▶ [Information provided]
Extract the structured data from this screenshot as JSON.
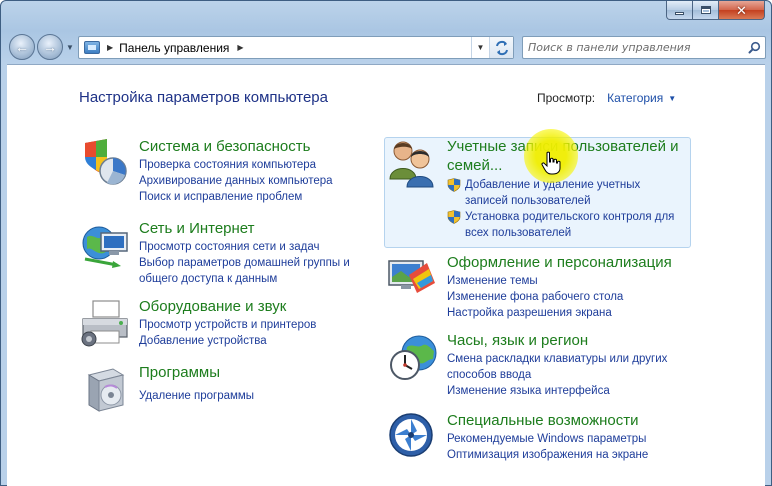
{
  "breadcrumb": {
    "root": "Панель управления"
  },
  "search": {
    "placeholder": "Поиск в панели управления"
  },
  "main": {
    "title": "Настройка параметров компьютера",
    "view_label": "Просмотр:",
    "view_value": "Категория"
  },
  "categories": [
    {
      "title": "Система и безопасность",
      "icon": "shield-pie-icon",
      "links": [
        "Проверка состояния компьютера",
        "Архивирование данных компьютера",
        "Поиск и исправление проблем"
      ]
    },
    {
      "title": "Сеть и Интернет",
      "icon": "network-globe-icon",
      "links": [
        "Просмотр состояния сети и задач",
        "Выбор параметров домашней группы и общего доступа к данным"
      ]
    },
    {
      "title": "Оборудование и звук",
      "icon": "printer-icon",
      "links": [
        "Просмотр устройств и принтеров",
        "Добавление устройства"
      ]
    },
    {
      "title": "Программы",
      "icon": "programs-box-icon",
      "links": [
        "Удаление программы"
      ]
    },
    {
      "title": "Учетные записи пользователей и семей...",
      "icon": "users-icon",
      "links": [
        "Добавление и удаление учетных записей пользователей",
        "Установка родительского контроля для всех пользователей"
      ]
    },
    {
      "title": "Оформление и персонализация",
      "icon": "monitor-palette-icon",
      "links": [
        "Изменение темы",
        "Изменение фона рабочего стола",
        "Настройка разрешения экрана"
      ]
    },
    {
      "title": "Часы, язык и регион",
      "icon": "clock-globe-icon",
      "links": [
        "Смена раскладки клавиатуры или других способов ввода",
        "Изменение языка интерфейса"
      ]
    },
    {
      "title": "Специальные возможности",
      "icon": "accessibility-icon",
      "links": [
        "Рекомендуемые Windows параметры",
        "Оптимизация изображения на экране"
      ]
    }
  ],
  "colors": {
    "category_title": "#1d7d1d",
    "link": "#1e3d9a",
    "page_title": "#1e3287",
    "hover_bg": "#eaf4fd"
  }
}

▶ [Task to carry out] Output all of the entries verbatim, leaving out any images.

▶ [Result of this task]
Extract the structured data from this screenshot as JSON.
{
  "breadcrumb": {
    "root": "Панель управления"
  },
  "search": {
    "placeholder": "Поиск в панели управления"
  },
  "main": {
    "title": "Настройка параметров компьютера",
    "view_label": "Просмотр:",
    "view_value": "Категория"
  },
  "categories": [
    {
      "title": "Система и безопасность",
      "icon": "shield-pie-icon",
      "links": [
        "Проверка состояния компьютера",
        "Архивирование данных компьютера",
        "Поиск и исправление проблем"
      ]
    },
    {
      "title": "Сеть и Интернет",
      "icon": "network-globe-icon",
      "links": [
        "Просмотр состояния сети и задач",
        "Выбор параметров домашней группы и общего доступа к данным"
      ]
    },
    {
      "title": "Оборудование и звук",
      "icon": "printer-icon",
      "links": [
        "Просмотр устройств и принтеров",
        "Добавление устройства"
      ]
    },
    {
      "title": "Программы",
      "icon": "programs-box-icon",
      "links": [
        "Удаление программы"
      ]
    },
    {
      "title": "Учетные записи пользователей и семей...",
      "icon": "users-icon",
      "links": [
        "Добавление и удаление учетных записей пользователей",
        "Установка родительского контроля для всех пользователей"
      ]
    },
    {
      "title": "Оформление и персонализация",
      "icon": "monitor-palette-icon",
      "links": [
        "Изменение темы",
        "Изменение фона рабочего стола",
        "Настройка разрешения экрана"
      ]
    },
    {
      "title": "Часы, язык и регион",
      "icon": "clock-globe-icon",
      "links": [
        "Смена раскладки клавиатуры или других способов ввода",
        "Изменение языка интерфейса"
      ]
    },
    {
      "title": "Специальные возможности",
      "icon": "accessibility-icon",
      "links": [
        "Рекомендуемые Windows параметры",
        "Оптимизация изображения на экране"
      ]
    }
  ],
  "colors": {
    "category_title": "#1d7d1d",
    "link": "#1e3d9a",
    "page_title": "#1e3287",
    "hover_bg": "#eaf4fd"
  }
}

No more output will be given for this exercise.